(Collected data entries)
▽

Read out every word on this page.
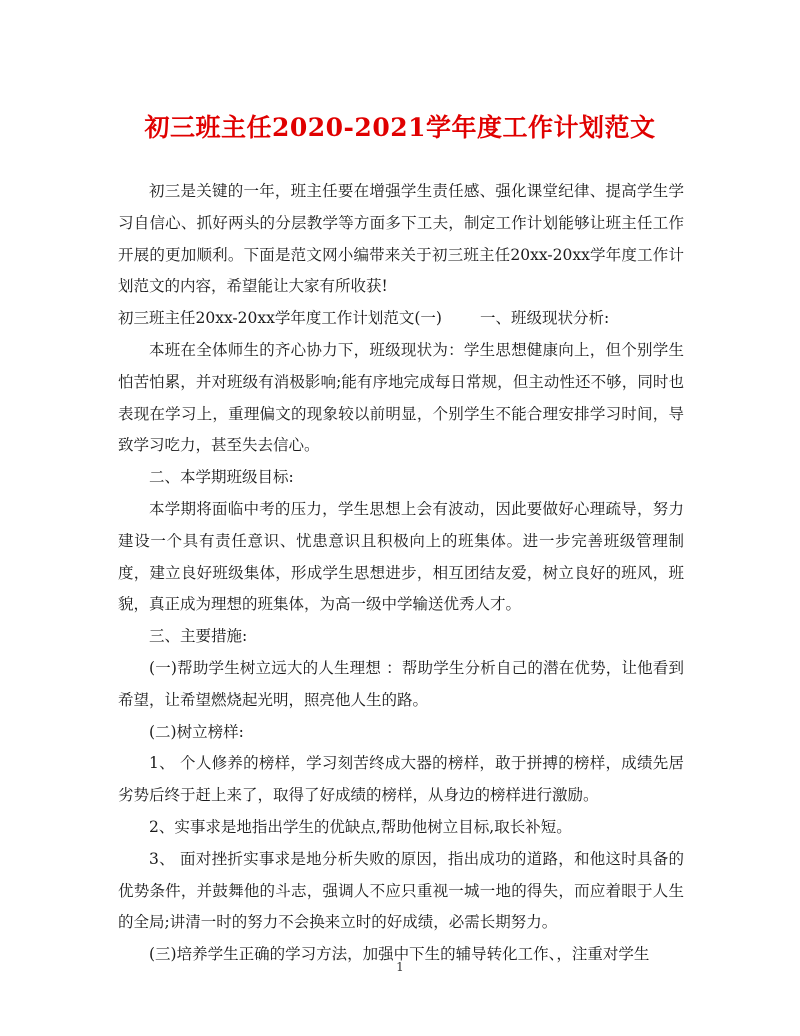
初三班主任2020-2021学年度工作计划范文

初三是关键的一年，班主任要在增强学生责任感、强化课堂纪律、提高学生学习自信心、抓好两头的分层教学等方面多下工夫，制定工作计划能够让班主任工作开展的更加顺利。下面是范文网小编带来关于初三班主任20xx-20xx学年度工作计划范文的内容，希望能让大家有所收获!

初三班主任20xx-20xx学年度工作计划范文(一) 一、班级现状分析:

本班在全体师生的齐心协力下，班级现状为：学生思想健康向上，但个别学生怕苦怕累，并对班级有消极影响;能有序地完成每日常规，但主动性还不够，同时也表现在学习上，重理偏文的现象较以前明显，个别学生不能合理安排学习时间，导致学习吃力，甚至失去信心。

二、本学期班级目标:

本学期将面临中考的压力，学生思想上会有波动，因此要做好心理疏导，努力建设一个具有责任意识、忧患意识且积极向上的班集体。进一步完善班级管理制度，建立良好班级集体，形成学生思想进步，相互团结友爱，树立良好的班风，班貌，真正成为理想的班集体，为高一级中学输送优秀人才。

三、主要措施:

(一)帮助学生树立远大的人生理想 ：帮助学生分析自己的潜在优势，让他看到希望，让希望燃烧起光明，照亮他人生的路。

(二)树立榜样:

1、 个人修养的榜样，学习刻苦终成大器的榜样，敢于拼搏的榜样，成绩先居劣势后终于赶上来了，取得了好成绩的榜样，从身边的榜样进行激励。

2、实事求是地指出学生的优缺点,帮助他树立目标,取长补短。

3、 面对挫折实事求是地分析失败的原因，指出成功的道路，和他这时具备的优势条件，并鼓舞他的斗志，强调人不应只重视一城一地的得失，而应着眼于人生的全局;讲清一时的努力不会换来立时的好成绩，必需长期努力。

(三)培养学生正确的学习方法，加强中下生的辅导转化工作、，注重对学生

1
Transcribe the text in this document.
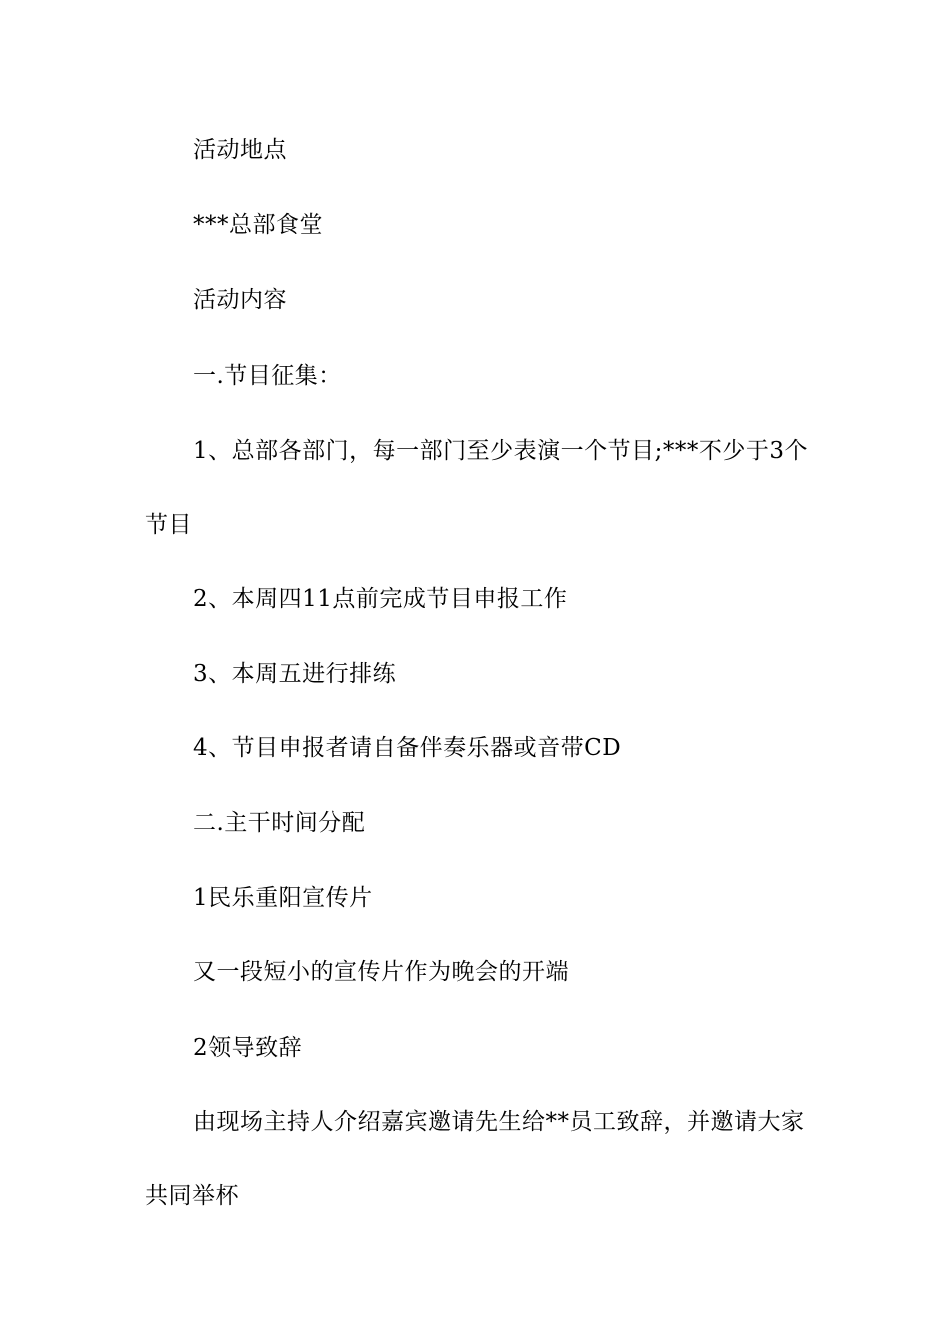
活动地点

***总部食堂

活动内容

一.节目征集：

1、总部各部门，每一部门至少表演一个节目;***不少于3个节目

2、本周四11点前完成节目申报工作

3、本周五进行排练

4、节目申报者请自备伴奏乐器或音带CD

二.主干时间分配

1民乐重阳宣传片

又一段短小的宣传片作为晚会的开端

2领导致辞

由现场主持人介绍嘉宾邀请先生给**员工致辞，并邀请大家共同举杯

△

◆ EXERCISE AIM
Output the line that contains "Transcribe the text in this document." and every subsequent line through the end of the entries, exactly as given, without pictures.

◆ EXERCISE OUTPUT
Transcribe the text in this document.
活动地点

***总部食堂

活动内容

一.节目征集：

1、总部各部门，每一部门至少表演一个节目;***不少于3个节目

2、本周四11点前完成节目申报工作

3、本周五进行排练

4、节目申报者请自备伴奏乐器或音带CD

二.主干时间分配

1民乐重阳宣传片

又一段短小的宣传片作为晚会的开端

2领导致辞

由现场主持人介绍嘉宾邀请先生给**员工致辞，并邀请大家共同举杯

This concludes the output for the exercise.